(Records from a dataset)
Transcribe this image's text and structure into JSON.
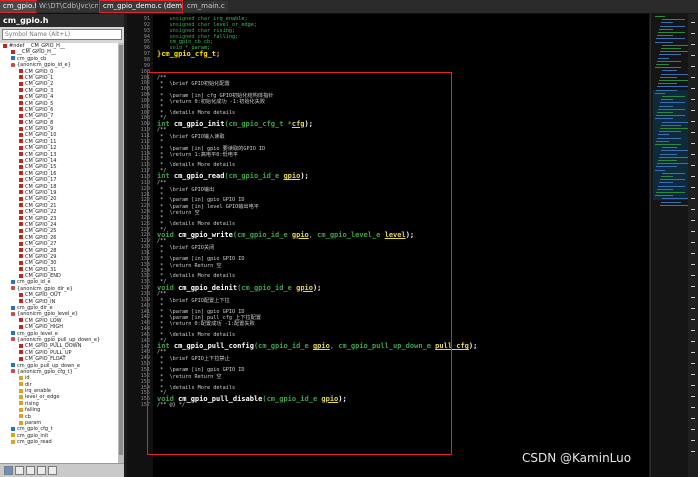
{
  "tabs": [
    {
      "label": "cm_gpio.h",
      "active": true
    },
    {
      "label": "W:\\DT\\Cdb\\Jvc\\cm\\",
      "active": false
    },
    {
      "label": "cm_gpio_demo.c (demo)",
      "active": true
    },
    {
      "label": "cm_main.c",
      "active": false
    }
  ],
  "symbol_panel": {
    "title": "cm_gpio.h",
    "search_placeholder": "Symbol Name (Alt+L)",
    "items": [
      {
        "label": "#ndef __CM_GPIO_H__",
        "icon": "define-icon",
        "depth": 0
      },
      {
        "label": "__CM_GPIO_H__",
        "icon": "define-icon",
        "depth": 1
      },
      {
        "label": "cm_gpio_cb",
        "icon": "type-icon",
        "depth": 1
      },
      {
        "label": "{anonicm_gpio_id_e}",
        "icon": "enum-icon",
        "depth": 1
      },
      {
        "label": "CM_GPIO_0",
        "icon": "define-icon",
        "depth": 2
      },
      {
        "label": "CM_GPIO_1",
        "icon": "define-icon",
        "depth": 2
      },
      {
        "label": "CM_GPIO_2",
        "icon": "define-icon",
        "depth": 2
      },
      {
        "label": "CM_GPIO_3",
        "icon": "define-icon",
        "depth": 2
      },
      {
        "label": "CM_GPIO_4",
        "icon": "define-icon",
        "depth": 2
      },
      {
        "label": "CM_GPIO_5",
        "icon": "define-icon",
        "depth": 2
      },
      {
        "label": "CM_GPIO_6",
        "icon": "define-icon",
        "depth": 2
      },
      {
        "label": "CM_GPIO_7",
        "icon": "define-icon",
        "depth": 2
      },
      {
        "label": "CM_GPIO_8",
        "icon": "define-icon",
        "depth": 2
      },
      {
        "label": "CM_GPIO_9",
        "icon": "define-icon",
        "depth": 2
      },
      {
        "label": "CM_GPIO_10",
        "icon": "define-icon",
        "depth": 2
      },
      {
        "label": "CM_GPIO_11",
        "icon": "define-icon",
        "depth": 2
      },
      {
        "label": "CM_GPIO_12",
        "icon": "define-icon",
        "depth": 2
      },
      {
        "label": "CM_GPIO_13",
        "icon": "define-icon",
        "depth": 2
      },
      {
        "label": "CM_GPIO_14",
        "icon": "define-icon",
        "depth": 2
      },
      {
        "label": "CM_GPIO_15",
        "icon": "define-icon",
        "depth": 2
      },
      {
        "label": "CM_GPIO_16",
        "icon": "define-icon",
        "depth": 2
      },
      {
        "label": "CM_GPIO_17",
        "icon": "define-icon",
        "depth": 2
      },
      {
        "label": "CM_GPIO_18",
        "icon": "define-icon",
        "depth": 2
      },
      {
        "label": "CM_GPIO_19",
        "icon": "define-icon",
        "depth": 2
      },
      {
        "label": "CM_GPIO_20",
        "icon": "define-icon",
        "depth": 2
      },
      {
        "label": "CM_GPIO_21",
        "icon": "define-icon",
        "depth": 2
      },
      {
        "label": "CM_GPIO_22",
        "icon": "define-icon",
        "depth": 2
      },
      {
        "label": "CM_GPIO_23",
        "icon": "define-icon",
        "depth": 2
      },
      {
        "label": "CM_GPIO_24",
        "icon": "define-icon",
        "depth": 2
      },
      {
        "label": "CM_GPIO_25",
        "icon": "define-icon",
        "depth": 2
      },
      {
        "label": "CM_GPIO_26",
        "icon": "define-icon",
        "depth": 2
      },
      {
        "label": "CM_GPIO_27",
        "icon": "define-icon",
        "depth": 2
      },
      {
        "label": "CM_GPIO_28",
        "icon": "define-icon",
        "depth": 2
      },
      {
        "label": "CM_GPIO_29",
        "icon": "define-icon",
        "depth": 2
      },
      {
        "label": "CM_GPIO_30",
        "icon": "define-icon",
        "depth": 2
      },
      {
        "label": "CM_GPIO_31",
        "icon": "define-icon",
        "depth": 2
      },
      {
        "label": "CM_GPIO_END",
        "icon": "define-icon",
        "depth": 2
      },
      {
        "label": "cm_gpio_id_e",
        "icon": "type-icon",
        "depth": 1
      },
      {
        "label": "{anonicm_gpio_dir_e}",
        "icon": "enum-icon",
        "depth": 1
      },
      {
        "label": "CM_GPIO_OUT",
        "icon": "define-icon",
        "depth": 2
      },
      {
        "label": "CM_GPIO_IN",
        "icon": "define-icon",
        "depth": 2
      },
      {
        "label": "cm_gpio_dir_e",
        "icon": "type-icon",
        "depth": 1
      },
      {
        "label": "{anonicm_gpio_level_e}",
        "icon": "enum-icon",
        "depth": 1
      },
      {
        "label": "CM_GPIO_LOW",
        "icon": "define-icon",
        "depth": 2
      },
      {
        "label": "CM_GPIO_HIGH",
        "icon": "define-icon",
        "depth": 2
      },
      {
        "label": "cm_gpio_level_e",
        "icon": "type-icon",
        "depth": 1
      },
      {
        "label": "{anonicm_gpio_pull_up_down_e}",
        "icon": "enum-icon",
        "depth": 1
      },
      {
        "label": "CM_GPIO_PULL_DOWN",
        "icon": "define-icon",
        "depth": 2
      },
      {
        "label": "CM_GPIO_PULL_UP",
        "icon": "define-icon",
        "depth": 2
      },
      {
        "label": "CM_GPIO_FLOAT",
        "icon": "define-icon",
        "depth": 2
      },
      {
        "label": "cm_gpio_pull_up_down_e",
        "icon": "type-icon",
        "depth": 1
      },
      {
        "label": "{anonicm_gpio_cfg_t}",
        "icon": "enum-icon",
        "depth": 1
      },
      {
        "label": "id",
        "icon": "field-icon",
        "depth": 2
      },
      {
        "label": "dir",
        "icon": "field-icon",
        "depth": 2
      },
      {
        "label": "irq_enable",
        "icon": "field-icon",
        "depth": 2
      },
      {
        "label": "level_or_edge",
        "icon": "field-icon",
        "depth": 2
      },
      {
        "label": "rising",
        "icon": "field-icon",
        "depth": 2
      },
      {
        "label": "falling",
        "icon": "field-icon",
        "depth": 2
      },
      {
        "label": "cb",
        "icon": "field-icon",
        "depth": 2
      },
      {
        "label": "param",
        "icon": "field-icon",
        "depth": 2
      },
      {
        "label": "cm_gpio_cfg_t",
        "icon": "type-icon",
        "depth": 1
      },
      {
        "label": "cm_gpio_init",
        "icon": "field-icon",
        "depth": 1
      },
      {
        "label": "cm_gpio_read",
        "icon": "field-icon",
        "depth": 1
      }
    ]
  },
  "editor": {
    "lines": [
      {
        "n": "91",
        "tokens": [
          {
            "t": "    unsigned char ",
            "c": "kw"
          },
          {
            "t": "irq_enable;",
            "c": "ty"
          }
        ]
      },
      {
        "n": "92",
        "tokens": [
          {
            "t": "    unsigned char ",
            "c": "kw"
          },
          {
            "t": "level_or_edge;",
            "c": "ty"
          }
        ]
      },
      {
        "n": "93",
        "tokens": [
          {
            "t": "    unsigned char ",
            "c": "kw"
          },
          {
            "t": "rising;",
            "c": "ty"
          }
        ]
      },
      {
        "n": "94",
        "tokens": [
          {
            "t": "    unsigned char ",
            "c": "kw"
          },
          {
            "t": "falling;",
            "c": "ty"
          }
        ]
      },
      {
        "n": "95",
        "tokens": [
          {
            "t": "    cm_gpio_cb cb;",
            "c": "ty"
          }
        ]
      },
      {
        "n": "96",
        "tokens": [
          {
            "t": "    void * ",
            "c": "kw"
          },
          {
            "t": "param;",
            "c": "ty"
          }
        ]
      },
      {
        "n": "97",
        "big": true,
        "tokens": [
          {
            "t": "}",
            "c": "yl"
          },
          {
            "t": "cm_gpio_cfg_t",
            "c": "yl"
          },
          {
            "t": ";",
            "c": "yl"
          }
        ]
      },
      {
        "n": "98",
        "tokens": []
      },
      {
        "n": "99",
        "tokens": []
      },
      {
        "n": "100",
        "tokens": []
      },
      {
        "n": "101",
        "tokens": [
          {
            "t": "/**",
            "c": "cm"
          }
        ]
      },
      {
        "n": "102",
        "tokens": [
          {
            "t": " *  \\brief GPIO初始化配置",
            "c": "cm"
          }
        ]
      },
      {
        "n": "103",
        "tokens": [
          {
            "t": " *",
            "c": "cm"
          }
        ]
      },
      {
        "n": "104",
        "tokens": [
          {
            "t": " *  \\param [in] cfg GPIO初始化结构体指针",
            "c": "cm"
          }
        ]
      },
      {
        "n": "105",
        "tokens": [
          {
            "t": " *  \\return 0:初始化成功 -1:初始化失败",
            "c": "cm"
          }
        ]
      },
      {
        "n": "106",
        "tokens": [
          {
            "t": " *",
            "c": "cm"
          }
        ]
      },
      {
        "n": "107",
        "tokens": [
          {
            "t": " *  \\details More details",
            "c": "cm"
          }
        ]
      },
      {
        "n": "108",
        "tokens": [
          {
            "t": " */",
            "c": "cm"
          }
        ]
      },
      {
        "n": "109",
        "big": true,
        "tokens": [
          {
            "t": "int ",
            "c": "kw"
          },
          {
            "t": "cm_gpio_init",
            "c": "fn"
          },
          {
            "t": "(cm_gpio_cfg_t *",
            "c": "kw"
          },
          {
            "t": "cfg",
            "c": "pa"
          },
          {
            "t": ");",
            "c": "fn"
          }
        ]
      },
      {
        "n": "110",
        "tokens": [
          {
            "t": "/**",
            "c": "cm"
          }
        ]
      },
      {
        "n": "111",
        "tokens": [
          {
            "t": " *  \\brief GPIO输入读取",
            "c": "cm"
          }
        ]
      },
      {
        "n": "112",
        "tokens": [
          {
            "t": " *",
            "c": "cm"
          }
        ]
      },
      {
        "n": "113",
        "tokens": [
          {
            "t": " *  \\param [in] gpio 要读取的GPIO ID",
            "c": "cm"
          }
        ]
      },
      {
        "n": "114",
        "tokens": [
          {
            "t": " *  \\return 1:高电平0:低电平",
            "c": "cm"
          }
        ]
      },
      {
        "n": "115",
        "tokens": [
          {
            "t": " *",
            "c": "cm"
          }
        ]
      },
      {
        "n": "116",
        "tokens": [
          {
            "t": " *  \\details More details",
            "c": "cm"
          }
        ]
      },
      {
        "n": "117",
        "tokens": [
          {
            "t": " */",
            "c": "cm"
          }
        ]
      },
      {
        "n": "118",
        "big": true,
        "tokens": [
          {
            "t": "int ",
            "c": "kw"
          },
          {
            "t": "cm_gpio_read",
            "c": "fn"
          },
          {
            "t": "(cm_gpio_id_e ",
            "c": "kw"
          },
          {
            "t": "gpio",
            "c": "pa"
          },
          {
            "t": ");",
            "c": "fn"
          }
        ]
      },
      {
        "n": "119",
        "tokens": [
          {
            "t": "/**",
            "c": "cm"
          }
        ]
      },
      {
        "n": "120",
        "tokens": [
          {
            "t": " *  \\brief GPIO输出",
            "c": "cm"
          }
        ]
      },
      {
        "n": "121",
        "tokens": [
          {
            "t": " *",
            "c": "cm"
          }
        ]
      },
      {
        "n": "122",
        "tokens": [
          {
            "t": " *  \\param [in] gpio GPIO ID",
            "c": "cm"
          }
        ]
      },
      {
        "n": "123",
        "tokens": [
          {
            "t": " *  \\param [in] level GPIO输出电平",
            "c": "cm"
          }
        ]
      },
      {
        "n": "124",
        "tokens": [
          {
            "t": " *  \\return 空",
            "c": "cm"
          }
        ]
      },
      {
        "n": "125",
        "tokens": [
          {
            "t": " *",
            "c": "cm"
          }
        ]
      },
      {
        "n": "126",
        "tokens": [
          {
            "t": " *  \\details More details",
            "c": "cm"
          }
        ]
      },
      {
        "n": "127",
        "tokens": [
          {
            "t": " */",
            "c": "cm"
          }
        ]
      },
      {
        "n": "128",
        "big": true,
        "tokens": [
          {
            "t": "void ",
            "c": "kw"
          },
          {
            "t": "cm_gpio_write",
            "c": "fn"
          },
          {
            "t": "(cm_gpio_id_e ",
            "c": "kw"
          },
          {
            "t": "gpio",
            "c": "pa"
          },
          {
            "t": ", cm_gpio_level_e ",
            "c": "kw"
          },
          {
            "t": "level",
            "c": "pa"
          },
          {
            "t": ");",
            "c": "fn"
          }
        ]
      },
      {
        "n": "129",
        "tokens": [
          {
            "t": "/**",
            "c": "cm"
          }
        ]
      },
      {
        "n": "130",
        "tokens": [
          {
            "t": " *  \\brief GPIO关闭",
            "c": "cm"
          }
        ]
      },
      {
        "n": "131",
        "tokens": [
          {
            "t": " *",
            "c": "cm"
          }
        ]
      },
      {
        "n": "132",
        "tokens": [
          {
            "t": " *  \\param [in] gpio GPIO ID",
            "c": "cm"
          }
        ]
      },
      {
        "n": "133",
        "tokens": [
          {
            "t": " *  \\return Return 空",
            "c": "cm"
          }
        ]
      },
      {
        "n": "134",
        "tokens": [
          {
            "t": " *",
            "c": "cm"
          }
        ]
      },
      {
        "n": "135",
        "tokens": [
          {
            "t": " *  \\details More details",
            "c": "cm"
          }
        ]
      },
      {
        "n": "136",
        "tokens": [
          {
            "t": " */",
            "c": "cm"
          }
        ]
      },
      {
        "n": "137",
        "big": true,
        "tokens": [
          {
            "t": "void ",
            "c": "kw"
          },
          {
            "t": "cm_gpio_deinit",
            "c": "fn"
          },
          {
            "t": "(cm_gpio_id_e ",
            "c": "kw"
          },
          {
            "t": "gpio",
            "c": "pa"
          },
          {
            "t": ");",
            "c": "fn"
          }
        ]
      },
      {
        "n": "138",
        "tokens": [
          {
            "t": "/**",
            "c": "cm"
          }
        ]
      },
      {
        "n": "139",
        "tokens": [
          {
            "t": " *  \\brief GPIO配置上下拉",
            "c": "cm"
          }
        ]
      },
      {
        "n": "140",
        "tokens": [
          {
            "t": " *",
            "c": "cm"
          }
        ]
      },
      {
        "n": "141",
        "tokens": [
          {
            "t": " *  \\param [in] gpio GPIO ID",
            "c": "cm"
          }
        ]
      },
      {
        "n": "142",
        "tokens": [
          {
            "t": " *  \\param [in] pull_cfg 上下拉配置",
            "c": "cm"
          }
        ]
      },
      {
        "n": "143",
        "tokens": [
          {
            "t": " *  \\return 0:配置成功 -1:配置失败",
            "c": "cm"
          }
        ]
      },
      {
        "n": "144",
        "tokens": [
          {
            "t": " *",
            "c": "cm"
          }
        ]
      },
      {
        "n": "145",
        "tokens": [
          {
            "t": " *  \\details More details",
            "c": "cm"
          }
        ]
      },
      {
        "n": "146",
        "tokens": [
          {
            "t": " */",
            "c": "cm"
          }
        ]
      },
      {
        "n": "147",
        "big": true,
        "tokens": [
          {
            "t": "int ",
            "c": "kw"
          },
          {
            "t": "cm_gpio_pull_config",
            "c": "fn"
          },
          {
            "t": "(cm_gpio_id_e ",
            "c": "kw"
          },
          {
            "t": "gpio",
            "c": "pa"
          },
          {
            "t": ", cm_gpio_pull_up_down_e ",
            "c": "kw"
          },
          {
            "t": "pull_cfg",
            "c": "pa"
          },
          {
            "t": ");",
            "c": "fn"
          }
        ]
      },
      {
        "n": "148",
        "tokens": [
          {
            "t": "/**",
            "c": "cm"
          }
        ]
      },
      {
        "n": "149",
        "tokens": [
          {
            "t": " *  \\brief GPIO上下拉禁止",
            "c": "cm"
          }
        ]
      },
      {
        "n": "150",
        "tokens": [
          {
            "t": " *",
            "c": "cm"
          }
        ]
      },
      {
        "n": "151",
        "tokens": [
          {
            "t": " *  \\param [in] gpio GPIO ID",
            "c": "cm"
          }
        ]
      },
      {
        "n": "152",
        "tokens": [
          {
            "t": " *  \\return Return 空",
            "c": "cm"
          }
        ]
      },
      {
        "n": "153",
        "tokens": [
          {
            "t": " *",
            "c": "cm"
          }
        ]
      },
      {
        "n": "154",
        "tokens": [
          {
            "t": " *  \\details More details",
            "c": "cm"
          }
        ]
      },
      {
        "n": "155",
        "tokens": [
          {
            "t": " */",
            "c": "cm"
          }
        ]
      },
      {
        "n": "156",
        "big": true,
        "tokens": [
          {
            "t": "void ",
            "c": "kw"
          },
          {
            "t": "cm_gpio_pull_disable",
            "c": "fn"
          },
          {
            "t": "(cm_gpio_id_e ",
            "c": "kw"
          },
          {
            "t": "gpio",
            "c": "pa"
          },
          {
            "t": ");",
            "c": "fn"
          }
        ]
      },
      {
        "n": "157",
        "tokens": [
          {
            "t": "/** @} */",
            "c": "cm"
          }
        ]
      }
    ]
  },
  "colors": {
    "highlight_box": "#e0242b",
    "editor_bg": "#000000",
    "keyword": "#3fa34d",
    "param": "#e4d84c"
  },
  "watermark": "CSDN @KaminLuo"
}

[Goal] Check each line of the records for the word "return", and show the lines that contain it.

[Answer in full]
            "t": " *  \\return 0:初始化成功 -1:初始化失败",
            "t": " *  \\return 1:高电平0:低电平",
            "t": " *  \\return 空",
            "t": " *  \\return Return 空",
            "t": " *  \\return 0:配置成功 -1:配置失败",
            "t": " *  \\return Return 空",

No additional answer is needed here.